**SUPPLIED DATA:**
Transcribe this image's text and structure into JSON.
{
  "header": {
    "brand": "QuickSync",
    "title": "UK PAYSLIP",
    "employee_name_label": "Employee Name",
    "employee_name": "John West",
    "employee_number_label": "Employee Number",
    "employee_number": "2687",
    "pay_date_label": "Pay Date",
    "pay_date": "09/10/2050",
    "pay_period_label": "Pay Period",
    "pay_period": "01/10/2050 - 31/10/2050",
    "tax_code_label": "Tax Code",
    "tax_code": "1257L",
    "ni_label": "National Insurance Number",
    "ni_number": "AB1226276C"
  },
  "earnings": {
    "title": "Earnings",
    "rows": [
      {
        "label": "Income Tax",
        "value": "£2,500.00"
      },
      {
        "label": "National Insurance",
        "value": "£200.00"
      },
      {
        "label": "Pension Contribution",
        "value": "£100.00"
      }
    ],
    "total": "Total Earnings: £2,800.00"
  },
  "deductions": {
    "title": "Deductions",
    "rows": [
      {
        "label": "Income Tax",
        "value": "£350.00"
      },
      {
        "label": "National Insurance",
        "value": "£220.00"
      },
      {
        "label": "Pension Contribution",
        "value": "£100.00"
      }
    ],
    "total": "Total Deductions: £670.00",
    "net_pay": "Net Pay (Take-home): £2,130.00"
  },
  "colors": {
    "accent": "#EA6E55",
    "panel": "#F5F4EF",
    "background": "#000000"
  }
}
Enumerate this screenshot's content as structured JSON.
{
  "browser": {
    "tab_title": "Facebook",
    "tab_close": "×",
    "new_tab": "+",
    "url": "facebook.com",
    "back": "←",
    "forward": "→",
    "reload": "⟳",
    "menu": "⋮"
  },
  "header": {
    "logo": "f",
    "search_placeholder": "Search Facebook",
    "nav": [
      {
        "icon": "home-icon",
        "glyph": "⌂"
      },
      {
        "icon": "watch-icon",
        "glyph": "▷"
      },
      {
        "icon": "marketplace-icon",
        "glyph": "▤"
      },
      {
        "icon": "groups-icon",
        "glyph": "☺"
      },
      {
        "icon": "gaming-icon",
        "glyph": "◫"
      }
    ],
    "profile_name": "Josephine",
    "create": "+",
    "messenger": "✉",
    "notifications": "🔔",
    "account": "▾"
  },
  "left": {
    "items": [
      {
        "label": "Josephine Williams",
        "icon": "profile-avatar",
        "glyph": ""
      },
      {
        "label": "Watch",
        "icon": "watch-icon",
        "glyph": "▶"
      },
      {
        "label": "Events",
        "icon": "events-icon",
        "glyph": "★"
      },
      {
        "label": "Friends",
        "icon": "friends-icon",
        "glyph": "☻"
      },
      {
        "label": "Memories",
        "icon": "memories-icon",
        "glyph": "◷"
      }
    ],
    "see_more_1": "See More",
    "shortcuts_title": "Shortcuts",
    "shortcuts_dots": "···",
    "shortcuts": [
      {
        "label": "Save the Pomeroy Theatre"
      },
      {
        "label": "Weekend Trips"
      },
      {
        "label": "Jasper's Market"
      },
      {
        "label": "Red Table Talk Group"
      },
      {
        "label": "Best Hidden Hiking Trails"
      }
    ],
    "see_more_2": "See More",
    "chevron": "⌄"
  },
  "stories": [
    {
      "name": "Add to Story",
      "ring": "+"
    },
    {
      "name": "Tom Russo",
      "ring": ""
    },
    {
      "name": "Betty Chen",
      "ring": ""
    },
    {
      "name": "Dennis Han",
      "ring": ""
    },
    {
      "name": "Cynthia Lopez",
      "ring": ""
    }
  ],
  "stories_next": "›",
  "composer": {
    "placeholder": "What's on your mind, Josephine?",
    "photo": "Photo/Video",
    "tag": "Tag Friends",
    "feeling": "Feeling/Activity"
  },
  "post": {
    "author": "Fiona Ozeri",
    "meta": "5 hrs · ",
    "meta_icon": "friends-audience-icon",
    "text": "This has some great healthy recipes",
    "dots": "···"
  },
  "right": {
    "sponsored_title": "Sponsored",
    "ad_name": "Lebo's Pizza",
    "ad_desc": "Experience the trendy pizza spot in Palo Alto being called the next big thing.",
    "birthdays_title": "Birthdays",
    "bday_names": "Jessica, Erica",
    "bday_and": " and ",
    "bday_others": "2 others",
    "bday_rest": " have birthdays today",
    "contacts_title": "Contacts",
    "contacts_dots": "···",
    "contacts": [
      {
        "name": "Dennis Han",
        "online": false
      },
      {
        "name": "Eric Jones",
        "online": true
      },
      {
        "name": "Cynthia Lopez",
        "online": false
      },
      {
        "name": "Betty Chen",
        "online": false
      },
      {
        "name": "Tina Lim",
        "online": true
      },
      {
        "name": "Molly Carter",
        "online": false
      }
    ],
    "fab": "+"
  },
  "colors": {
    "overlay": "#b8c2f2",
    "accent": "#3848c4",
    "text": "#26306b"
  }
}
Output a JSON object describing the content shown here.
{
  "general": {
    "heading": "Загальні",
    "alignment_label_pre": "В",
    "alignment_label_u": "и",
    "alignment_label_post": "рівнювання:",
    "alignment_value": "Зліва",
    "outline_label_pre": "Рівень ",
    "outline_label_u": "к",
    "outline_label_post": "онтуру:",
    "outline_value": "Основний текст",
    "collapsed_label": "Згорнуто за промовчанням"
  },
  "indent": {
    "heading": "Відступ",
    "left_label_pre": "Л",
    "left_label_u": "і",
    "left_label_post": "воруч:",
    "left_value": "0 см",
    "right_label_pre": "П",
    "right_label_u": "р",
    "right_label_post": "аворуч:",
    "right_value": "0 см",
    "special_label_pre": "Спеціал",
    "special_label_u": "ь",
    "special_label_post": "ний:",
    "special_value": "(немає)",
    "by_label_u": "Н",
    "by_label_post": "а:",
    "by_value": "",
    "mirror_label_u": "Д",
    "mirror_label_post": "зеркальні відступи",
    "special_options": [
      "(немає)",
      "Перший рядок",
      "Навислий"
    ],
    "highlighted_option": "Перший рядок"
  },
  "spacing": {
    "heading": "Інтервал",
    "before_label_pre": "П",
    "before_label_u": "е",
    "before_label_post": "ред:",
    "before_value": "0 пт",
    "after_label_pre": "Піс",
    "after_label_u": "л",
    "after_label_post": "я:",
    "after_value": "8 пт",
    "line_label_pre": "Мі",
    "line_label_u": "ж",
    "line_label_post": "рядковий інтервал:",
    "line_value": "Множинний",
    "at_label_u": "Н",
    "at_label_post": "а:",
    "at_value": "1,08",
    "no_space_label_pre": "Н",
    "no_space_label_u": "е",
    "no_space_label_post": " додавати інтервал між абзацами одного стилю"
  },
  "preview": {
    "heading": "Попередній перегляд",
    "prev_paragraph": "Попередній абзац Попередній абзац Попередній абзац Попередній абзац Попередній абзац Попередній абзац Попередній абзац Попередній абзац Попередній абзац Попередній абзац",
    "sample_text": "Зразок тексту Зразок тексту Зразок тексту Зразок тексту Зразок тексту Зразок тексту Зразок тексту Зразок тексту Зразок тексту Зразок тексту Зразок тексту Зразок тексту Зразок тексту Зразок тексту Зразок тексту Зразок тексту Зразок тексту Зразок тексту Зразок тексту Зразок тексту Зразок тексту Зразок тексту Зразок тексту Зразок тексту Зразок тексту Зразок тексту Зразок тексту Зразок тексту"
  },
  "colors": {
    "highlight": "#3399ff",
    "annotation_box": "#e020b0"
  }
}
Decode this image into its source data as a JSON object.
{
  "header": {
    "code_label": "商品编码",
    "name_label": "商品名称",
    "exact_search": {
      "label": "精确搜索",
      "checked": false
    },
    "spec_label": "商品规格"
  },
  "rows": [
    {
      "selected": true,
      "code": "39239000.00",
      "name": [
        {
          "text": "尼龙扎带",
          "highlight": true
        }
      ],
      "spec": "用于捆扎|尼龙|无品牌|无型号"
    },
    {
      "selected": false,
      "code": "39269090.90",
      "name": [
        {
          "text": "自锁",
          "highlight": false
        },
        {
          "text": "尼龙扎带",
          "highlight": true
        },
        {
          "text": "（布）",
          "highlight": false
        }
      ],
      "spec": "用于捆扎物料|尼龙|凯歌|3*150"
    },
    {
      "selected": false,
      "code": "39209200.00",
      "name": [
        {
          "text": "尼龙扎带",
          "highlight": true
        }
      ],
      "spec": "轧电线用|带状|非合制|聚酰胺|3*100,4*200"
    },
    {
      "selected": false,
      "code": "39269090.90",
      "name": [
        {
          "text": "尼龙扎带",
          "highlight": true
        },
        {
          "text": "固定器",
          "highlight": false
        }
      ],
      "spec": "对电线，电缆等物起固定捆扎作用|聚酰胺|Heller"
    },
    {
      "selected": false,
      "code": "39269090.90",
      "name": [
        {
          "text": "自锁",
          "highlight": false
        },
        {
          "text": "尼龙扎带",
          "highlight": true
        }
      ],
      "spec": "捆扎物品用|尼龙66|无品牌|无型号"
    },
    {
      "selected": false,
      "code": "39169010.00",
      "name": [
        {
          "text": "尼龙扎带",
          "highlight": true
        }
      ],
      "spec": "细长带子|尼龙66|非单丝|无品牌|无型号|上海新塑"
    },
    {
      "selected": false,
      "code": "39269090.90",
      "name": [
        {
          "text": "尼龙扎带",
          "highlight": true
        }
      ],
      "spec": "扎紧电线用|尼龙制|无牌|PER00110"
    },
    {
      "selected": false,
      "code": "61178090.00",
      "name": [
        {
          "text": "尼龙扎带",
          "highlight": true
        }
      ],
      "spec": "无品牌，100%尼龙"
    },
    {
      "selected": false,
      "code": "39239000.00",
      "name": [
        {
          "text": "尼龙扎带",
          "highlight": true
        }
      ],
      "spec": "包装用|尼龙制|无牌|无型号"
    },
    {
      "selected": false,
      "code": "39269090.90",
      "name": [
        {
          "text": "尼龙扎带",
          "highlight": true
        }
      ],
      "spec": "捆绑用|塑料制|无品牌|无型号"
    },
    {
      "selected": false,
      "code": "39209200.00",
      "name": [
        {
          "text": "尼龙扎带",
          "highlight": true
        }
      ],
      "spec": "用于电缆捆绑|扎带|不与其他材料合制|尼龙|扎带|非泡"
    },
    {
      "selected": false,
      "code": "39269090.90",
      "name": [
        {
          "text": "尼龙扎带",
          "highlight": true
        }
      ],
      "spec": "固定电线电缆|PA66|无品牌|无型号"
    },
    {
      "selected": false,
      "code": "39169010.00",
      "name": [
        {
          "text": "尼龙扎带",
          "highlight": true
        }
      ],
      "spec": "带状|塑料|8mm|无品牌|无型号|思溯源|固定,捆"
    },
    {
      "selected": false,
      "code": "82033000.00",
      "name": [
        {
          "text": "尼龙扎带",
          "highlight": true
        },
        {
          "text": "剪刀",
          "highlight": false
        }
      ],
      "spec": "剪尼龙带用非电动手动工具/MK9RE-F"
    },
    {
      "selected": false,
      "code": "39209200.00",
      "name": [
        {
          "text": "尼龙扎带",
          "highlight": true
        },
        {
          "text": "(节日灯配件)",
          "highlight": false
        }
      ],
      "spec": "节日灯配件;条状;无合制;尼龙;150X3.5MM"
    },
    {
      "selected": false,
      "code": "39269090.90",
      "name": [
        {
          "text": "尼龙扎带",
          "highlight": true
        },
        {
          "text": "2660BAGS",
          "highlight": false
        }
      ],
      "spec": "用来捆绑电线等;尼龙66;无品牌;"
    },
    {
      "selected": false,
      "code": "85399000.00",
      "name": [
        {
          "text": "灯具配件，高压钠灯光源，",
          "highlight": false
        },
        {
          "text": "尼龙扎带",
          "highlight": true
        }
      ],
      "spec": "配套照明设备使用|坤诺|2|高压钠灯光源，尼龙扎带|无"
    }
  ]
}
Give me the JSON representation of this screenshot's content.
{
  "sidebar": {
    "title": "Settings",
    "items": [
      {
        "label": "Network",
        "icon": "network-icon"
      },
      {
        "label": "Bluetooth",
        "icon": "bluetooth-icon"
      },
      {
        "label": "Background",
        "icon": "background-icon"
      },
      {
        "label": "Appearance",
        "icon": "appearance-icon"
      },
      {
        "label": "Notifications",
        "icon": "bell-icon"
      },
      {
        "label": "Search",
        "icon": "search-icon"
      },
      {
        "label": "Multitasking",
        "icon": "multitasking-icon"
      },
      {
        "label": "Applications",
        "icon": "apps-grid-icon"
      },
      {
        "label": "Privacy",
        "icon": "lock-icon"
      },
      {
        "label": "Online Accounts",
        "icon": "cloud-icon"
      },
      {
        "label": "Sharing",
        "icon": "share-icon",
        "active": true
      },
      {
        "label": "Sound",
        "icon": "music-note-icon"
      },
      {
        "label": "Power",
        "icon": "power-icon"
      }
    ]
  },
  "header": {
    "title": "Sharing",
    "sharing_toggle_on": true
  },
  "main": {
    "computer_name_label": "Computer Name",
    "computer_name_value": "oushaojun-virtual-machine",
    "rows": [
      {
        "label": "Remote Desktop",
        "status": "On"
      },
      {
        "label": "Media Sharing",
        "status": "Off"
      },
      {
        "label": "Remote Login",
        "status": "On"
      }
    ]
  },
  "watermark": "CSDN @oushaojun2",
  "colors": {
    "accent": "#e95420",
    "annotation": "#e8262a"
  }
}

**PROBLEM TO SOLVE:**
Using the listing above, locate the lines that hold "home" and copy each one.

**EXERCISE RESULT:**
    "net_pay": "Net Pay (Take-home): £2,130.00"
        "icon": "home-icon",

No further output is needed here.